[EXCERPTED PASSAGE]

---

# Working with RDKit

[RDKit](https://www.rdkit.org) is a fantastic open source cheminformatics package. It provides a wealth of tools, including powerful functionality for working with [smiles](https://github.com/suneelbvs/rdkit_tutorials/blob/master/1_Reading%20and%20Writing%20Smiles%20using%20rdKit.ipynb) and drawing [two-dimensional representations of molecules](https://www.rdkit.org/docs/Cookbook.html).

In the [2023.2 release of sire](https://sire.openbiosim.org) we new added [sire.convert](https://sire.openbiosim.org/tutorial/index_part05.html) functions. These enables [sire](https://sire.openbiosim.org) to interconvert with [RDKit](https://www.rdkit.org), thereby adding both [smiles](https://sire.openbiosim.org/tutorial/part05/03_smiles.html) and [2D visualisation support](https://sire.openbiosim.org/tutorial/part05/02_view.html).

For example, here we could use [RDKit](https://www.rdkit.org) directly to create a molecule from a smiles string, and to generate optimised 3D coordinates.

In [None]:
from rdkit import Chem
from rdkit.Chem import AllChem

rdkit_mol = Chem.MolFromSmiles(
    "CC1([C@@H](N2[C@H](S1)[C@@H](C2=O)NC(=O)CC3=CC=CC=C3)C(=O)O)C")

rdkit_mol = AllChem.AddHs(rdkit_mol)
AllChem.EmbedMolecule(rdkit_mol)
AllChem.UFFOptimizeMolecule(rdkit_mol)

rdkit_mol

With [sire.convert](https://sire.openbiosim.org/api/index_convert.html) we can convert this [RDKit](https://www.rdkit.org) molecule into a [sire](https://sire.openbiosim.org) molecule! This allows us to use [sire's integration with NGLView](https://sire.openbiosim.org/cheatsheet/view.html#id1) to get a nice 3D view of the molecule.

In [None]:
import sire as sr

sr_mol = sr.convert.to(rdkit_mol, "sire")
sr_mol.view()

To make things easier, we've wrapped up the [RDKit](https://www.rdkit.org) code, and put it behind a new function, [sire.smiles](https://sire.openbiosim.org/api/sire.html#sire.smiles).

---

[RECORDS SUPPLIED]
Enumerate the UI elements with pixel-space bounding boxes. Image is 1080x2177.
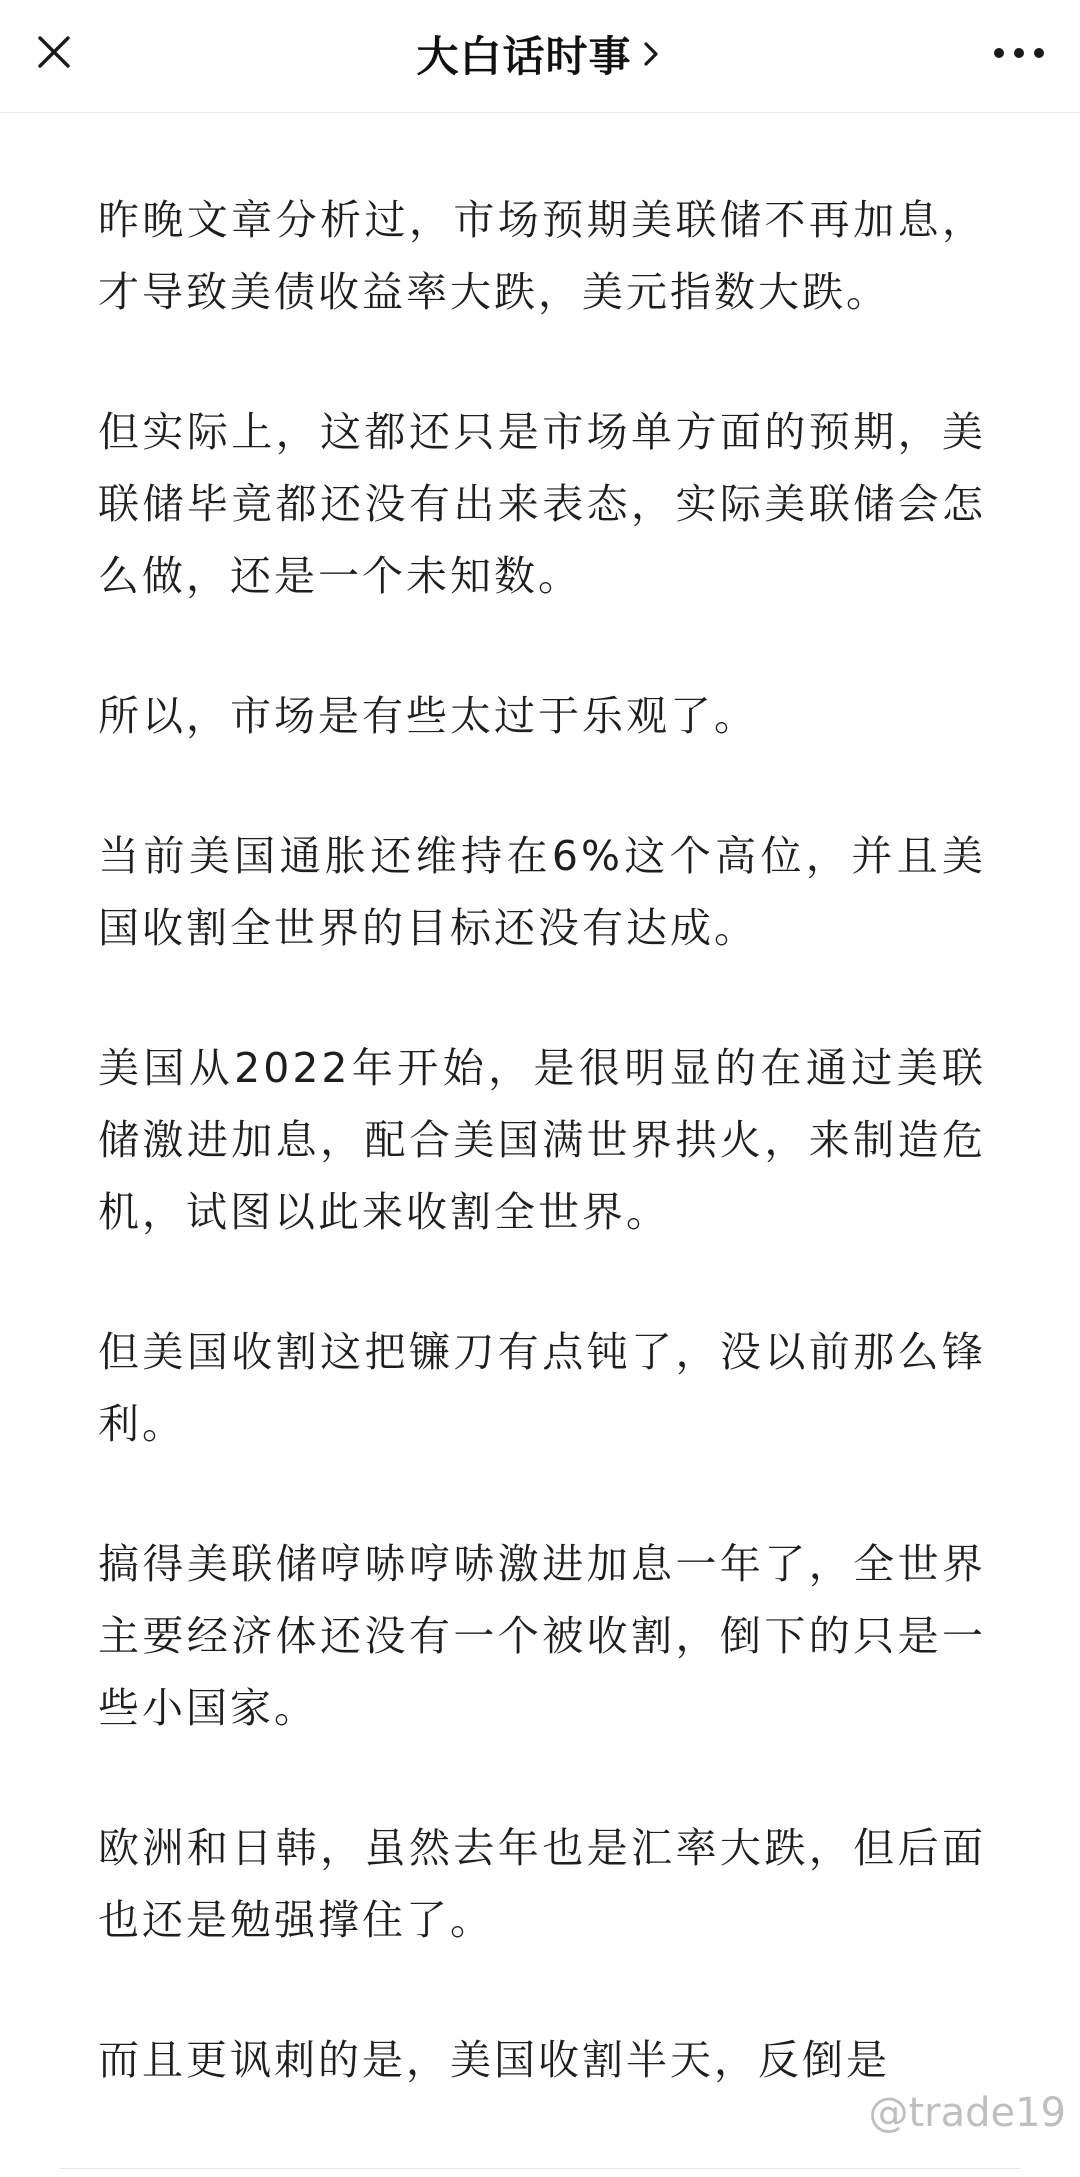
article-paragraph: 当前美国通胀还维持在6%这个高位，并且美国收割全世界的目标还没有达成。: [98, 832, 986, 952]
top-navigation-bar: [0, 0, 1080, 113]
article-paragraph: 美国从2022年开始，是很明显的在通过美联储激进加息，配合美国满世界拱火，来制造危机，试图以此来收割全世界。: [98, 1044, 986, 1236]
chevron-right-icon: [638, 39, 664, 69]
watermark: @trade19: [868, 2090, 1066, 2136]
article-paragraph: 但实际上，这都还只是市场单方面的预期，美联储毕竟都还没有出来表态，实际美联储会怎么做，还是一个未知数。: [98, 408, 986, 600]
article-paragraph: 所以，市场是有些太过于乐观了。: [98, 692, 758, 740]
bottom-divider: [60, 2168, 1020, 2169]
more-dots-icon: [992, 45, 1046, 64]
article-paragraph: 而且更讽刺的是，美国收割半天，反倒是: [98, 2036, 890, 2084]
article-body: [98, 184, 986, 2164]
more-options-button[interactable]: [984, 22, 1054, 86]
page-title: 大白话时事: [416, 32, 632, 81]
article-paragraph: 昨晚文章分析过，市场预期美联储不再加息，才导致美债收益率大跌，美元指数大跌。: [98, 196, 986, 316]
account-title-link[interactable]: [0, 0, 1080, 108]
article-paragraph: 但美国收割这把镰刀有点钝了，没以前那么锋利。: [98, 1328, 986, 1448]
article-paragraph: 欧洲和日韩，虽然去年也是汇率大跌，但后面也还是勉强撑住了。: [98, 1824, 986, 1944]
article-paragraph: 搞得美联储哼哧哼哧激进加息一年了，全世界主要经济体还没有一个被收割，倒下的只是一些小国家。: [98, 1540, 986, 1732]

---

[WORK TO COMPLETE]
1) In the text on working with RDKit, rewrite everything from "For example, here" down to "AllChem.UFFOptimizeMolecule(rdkit_mol)", changing "rdkit_mol" to "my_mol".
2) Answer these questions from the text on working with RDKit:
(a) Which release of sire added the sire.convert functions?
(b) Which method is called on sr_mol to show the molecule?
(c) What is the name of the new function that wraps up the RDKit code?
3) In the text on working with RDKit, list every function that the code calls through AllChem.
The items placed after the text on working with RDKit are separate material unrelated to it.

[ANSWERS IN ORDER]
1)
For example, here we could use [RDKit](https://www.rdkit.org) directly to create a molecule from a smiles string, and to generate optimised 3D coordinates.

In [None]:
from rdkit import Chem
from rdkit.Chem import AllChem

my_mol = Chem.MolFromSmiles(
    "CC1([C@@H](N2[C@H](S1)[C@@H](C2=O)NC(=O)CC3=CC=CC=C3)C(=O)O)C")

my_mol = AllChem.AddHs(my_mol)
AllChem.EmbedMolecule(my_mol)
AllChem.UFFOptimizeMolecule(my_mol)

2)
(a) The 2023.2 release.
(b) view()
(c) sire.smiles

3)
AddHs
EmbedMolecule
UFFOptimizeMolecule